→ Data for processing
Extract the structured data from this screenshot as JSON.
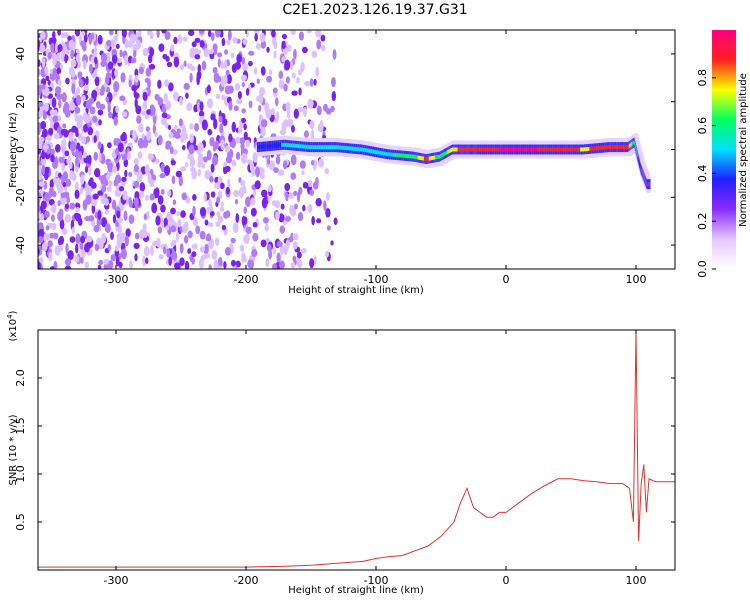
{
  "title": "C2E1.2023.126.19.37.G31",
  "colors": {
    "snr_line": "#e8302a",
    "frame": "#000000",
    "spectrogram_low": "#7a2cf0",
    "colorbar": [
      "#ffffff",
      "#e4c8ff",
      "#8a2bff",
      "#2020ff",
      "#00e0ff",
      "#00ff60",
      "#ffff00",
      "#ff2020",
      "#ff0080"
    ]
  },
  "chart_data": [
    {
      "type": "heatmap",
      "title": "C2E1.2023.126.19.37.G31",
      "xlabel": "Height of straight line (km)",
      "ylabel": "Frequency (Hz)",
      "xlim": [
        -360,
        130
      ],
      "ylim": [
        -50,
        50
      ],
      "x_ticks": [
        "-300",
        "-200",
        "-100",
        "0",
        "100"
      ],
      "x_tick_values": [
        -300,
        -200,
        -100,
        0,
        100
      ],
      "y_ticks": [
        "-40",
        "-20",
        "0",
        "20",
        "40"
      ],
      "y_tick_values": [
        -40,
        -20,
        0,
        20,
        40
      ],
      "grid": false,
      "colorbar": {
        "label": "Normalized spectral amplitude",
        "range": [
          0,
          1
        ],
        "ticks": [
          "0.0",
          "0.2",
          "0.4",
          "0.6",
          "0.8"
        ],
        "tick_values": [
          0.0,
          0.2,
          0.4,
          0.6,
          0.8
        ]
      },
      "signal_track": {
        "x": [
          -190,
          -170,
          -150,
          -130,
          -110,
          -90,
          -70,
          -60,
          -50,
          -40,
          -30,
          -20,
          0,
          20,
          40,
          60,
          80,
          95,
          100,
          105,
          110
        ],
        "freq_hz": [
          1,
          2,
          1,
          1,
          0,
          -2,
          -3,
          -4,
          -3,
          0,
          0,
          0,
          0,
          0,
          0,
          0,
          1,
          1,
          3,
          -8,
          -15
        ],
        "peak_amplitude": [
          0.35,
          0.45,
          0.5,
          0.55,
          0.55,
          0.55,
          0.6,
          0.85,
          0.6,
          0.75,
          0.9,
          0.9,
          0.95,
          0.95,
          0.9,
          0.8,
          0.85,
          0.85,
          0.6,
          0.3,
          0.2
        ]
      }
    },
    {
      "type": "line",
      "xlabel": "Height of straight line (km)",
      "ylabel": "SNR (10 * v/v)",
      "y_multiplier": "(x10",
      "y_multiplier_exp": "4",
      "y_multiplier_close": ")",
      "xlim": [
        -360,
        130
      ],
      "ylim": [
        0,
        2.5
      ],
      "x_ticks": [
        "-300",
        "-200",
        "-100",
        "0",
        "100"
      ],
      "x_tick_values": [
        -300,
        -200,
        -100,
        0,
        100
      ],
      "y_ticks": [
        "0.5",
        "1.0",
        "1.5",
        "2.0"
      ],
      "y_tick_values": [
        0.5,
        1.0,
        1.5,
        2.0
      ],
      "grid": false,
      "series": [
        {
          "color": "#e8302a",
          "x": [
            -360,
            -300,
            -250,
            -200,
            -170,
            -150,
            -130,
            -110,
            -100,
            -90,
            -80,
            -70,
            -60,
            -50,
            -40,
            -35,
            -30,
            -25,
            -20,
            -15,
            -10,
            -5,
            0,
            10,
            20,
            30,
            40,
            50,
            60,
            70,
            80,
            90,
            95,
            98,
            100,
            102,
            104,
            106,
            108,
            110,
            115,
            120,
            130
          ],
          "y": [
            0.03,
            0.03,
            0.03,
            0.03,
            0.04,
            0.05,
            0.07,
            0.09,
            0.12,
            0.14,
            0.15,
            0.2,
            0.25,
            0.35,
            0.5,
            0.7,
            0.85,
            0.65,
            0.6,
            0.55,
            0.55,
            0.6,
            0.6,
            0.7,
            0.8,
            0.88,
            0.95,
            0.95,
            0.93,
            0.92,
            0.9,
            0.9,
            0.85,
            0.5,
            2.5,
            0.3,
            0.9,
            1.1,
            0.6,
            0.95,
            0.92,
            0.92,
            0.92
          ]
        }
      ]
    }
  ]
}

→ Work instructions
Your copy should repeat each entry above exactly but contain no pictures.

→ The answer
Extract the structured data from this screenshot as JSON.
{
  "title": "C2E1.2023.126.19.37.G31",
  "colors": {
    "snr_line": "#e8302a",
    "frame": "#000000",
    "spectrogram_low": "#7a2cf0",
    "colorbar": [
      "#ffffff",
      "#e4c8ff",
      "#8a2bff",
      "#2020ff",
      "#00e0ff",
      "#00ff60",
      "#ffff00",
      "#ff2020",
      "#ff0080"
    ]
  },
  "chart_data": [
    {
      "type": "heatmap",
      "title": "C2E1.2023.126.19.37.G31",
      "xlabel": "Height of straight line (km)",
      "ylabel": "Frequency (Hz)",
      "xlim": [
        -360,
        130
      ],
      "ylim": [
        -50,
        50
      ],
      "x_ticks": [
        "-300",
        "-200",
        "-100",
        "0",
        "100"
      ],
      "x_tick_values": [
        -300,
        -200,
        -100,
        0,
        100
      ],
      "y_ticks": [
        "-40",
        "-20",
        "0",
        "20",
        "40"
      ],
      "y_tick_values": [
        -40,
        -20,
        0,
        20,
        40
      ],
      "grid": false,
      "colorbar": {
        "label": "Normalized spectral amplitude",
        "range": [
          0,
          1
        ],
        "ticks": [
          "0.0",
          "0.2",
          "0.4",
          "0.6",
          "0.8"
        ],
        "tick_values": [
          0.0,
          0.2,
          0.4,
          0.6,
          0.8
        ]
      },
      "signal_track": {
        "x": [
          -190,
          -170,
          -150,
          -130,
          -110,
          -90,
          -70,
          -60,
          -50,
          -40,
          -30,
          -20,
          0,
          20,
          40,
          60,
          80,
          95,
          100,
          105,
          110
        ],
        "freq_hz": [
          1,
          2,
          1,
          1,
          0,
          -2,
          -3,
          -4,
          -3,
          0,
          0,
          0,
          0,
          0,
          0,
          0,
          1,
          1,
          3,
          -8,
          -15
        ],
        "peak_amplitude": [
          0.35,
          0.45,
          0.5,
          0.55,
          0.55,
          0.55,
          0.6,
          0.85,
          0.6,
          0.75,
          0.9,
          0.9,
          0.95,
          0.95,
          0.9,
          0.8,
          0.85,
          0.85,
          0.6,
          0.3,
          0.2
        ]
      }
    },
    {
      "type": "line",
      "xlabel": "Height of straight line (km)",
      "ylabel": "SNR (10 * v/v)",
      "y_multiplier": "(x10",
      "y_multiplier_exp": "4",
      "y_multiplier_close": ")",
      "xlim": [
        -360,
        130
      ],
      "ylim": [
        0,
        2.5
      ],
      "x_ticks": [
        "-300",
        "-200",
        "-100",
        "0",
        "100"
      ],
      "x_tick_values": [
        -300,
        -200,
        -100,
        0,
        100
      ],
      "y_ticks": [
        "0.5",
        "1.0",
        "1.5",
        "2.0"
      ],
      "y_tick_values": [
        0.5,
        1.0,
        1.5,
        2.0
      ],
      "grid": false,
      "series": [
        {
          "color": "#e8302a",
          "x": [
            -360,
            -300,
            -250,
            -200,
            -170,
            -150,
            -130,
            -110,
            -100,
            -90,
            -80,
            -70,
            -60,
            -50,
            -40,
            -35,
            -30,
            -25,
            -20,
            -15,
            -10,
            -5,
            0,
            10,
            20,
            30,
            40,
            50,
            60,
            70,
            80,
            90,
            95,
            98,
            100,
            102,
            104,
            106,
            108,
            110,
            115,
            120,
            130
          ],
          "y": [
            0.03,
            0.03,
            0.03,
            0.03,
            0.04,
            0.05,
            0.07,
            0.09,
            0.12,
            0.14,
            0.15,
            0.2,
            0.25,
            0.35,
            0.5,
            0.7,
            0.85,
            0.65,
            0.6,
            0.55,
            0.55,
            0.6,
            0.6,
            0.7,
            0.8,
            0.88,
            0.95,
            0.95,
            0.93,
            0.92,
            0.9,
            0.9,
            0.85,
            0.5,
            2.5,
            0.3,
            0.9,
            1.1,
            0.6,
            0.95,
            0.92,
            0.92,
            0.92
          ]
        }
      ]
    }
  ]
}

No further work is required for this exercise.